## [Exercise description]
Every entry below must appear again, exactly as written.

## [Recorded information]
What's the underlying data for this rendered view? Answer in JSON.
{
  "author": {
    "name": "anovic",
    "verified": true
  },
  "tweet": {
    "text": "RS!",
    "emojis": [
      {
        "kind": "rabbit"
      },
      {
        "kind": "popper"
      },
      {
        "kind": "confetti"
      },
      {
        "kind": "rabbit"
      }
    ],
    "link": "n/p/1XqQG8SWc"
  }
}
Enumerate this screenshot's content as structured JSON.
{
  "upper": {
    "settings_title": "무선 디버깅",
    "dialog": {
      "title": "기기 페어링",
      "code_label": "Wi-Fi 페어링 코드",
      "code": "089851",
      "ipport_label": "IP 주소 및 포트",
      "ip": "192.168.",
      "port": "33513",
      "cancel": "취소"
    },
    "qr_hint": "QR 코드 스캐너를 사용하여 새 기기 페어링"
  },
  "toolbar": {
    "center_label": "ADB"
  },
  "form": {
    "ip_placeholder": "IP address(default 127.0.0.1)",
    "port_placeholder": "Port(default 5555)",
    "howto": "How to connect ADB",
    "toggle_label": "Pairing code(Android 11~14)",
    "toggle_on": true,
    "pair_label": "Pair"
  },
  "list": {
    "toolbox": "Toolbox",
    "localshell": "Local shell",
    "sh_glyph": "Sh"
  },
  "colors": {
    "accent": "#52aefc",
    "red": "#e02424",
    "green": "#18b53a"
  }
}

## [Task output]
What's the underlying data for this rendered view? Answer in JSON.
{
  "author": {
    "name": "anovic",
    "verified": true
  },
  "tweet": {
    "text": "RS!",
    "emojis": [
      {
        "kind": "rabbit"
      },
      {
        "kind": "popper"
      },
      {
        "kind": "confetti"
      },
      {
        "kind": "rabbit"
      }
    ],
    "link": "n/p/1XqQG8SWc"
  }
}
Enumerate this screenshot's content as structured JSON.
{
  "upper": {
    "settings_title": "무선 디버깅",
    "dialog": {
      "title": "기기 페어링",
      "code_label": "Wi-Fi 페어링 코드",
      "code": "089851",
      "ipport_label": "IP 주소 및 포트",
      "ip": "192.168.",
      "port": "33513",
      "cancel": "취소"
    },
    "qr_hint": "QR 코드 스캐너를 사용하여 새 기기 페어링"
  },
  "toolbar": {
    "center_label": "ADB"
  },
  "form": {
    "ip_placeholder": "IP address(default 127.0.0.1)",
    "port_placeholder": "Port(default 5555)",
    "howto": "How to connect ADB",
    "toggle_label": "Pairing code(Android 11~14)",
    "toggle_on": true,
    "pair_label": "Pair"
  },
  "list": {
    "toolbox": "Toolbox",
    "localshell": "Local shell",
    "sh_glyph": "Sh"
  },
  "colors": {
    "accent": "#52aefc",
    "red": "#e02424",
    "green": "#18b53a"
  }
}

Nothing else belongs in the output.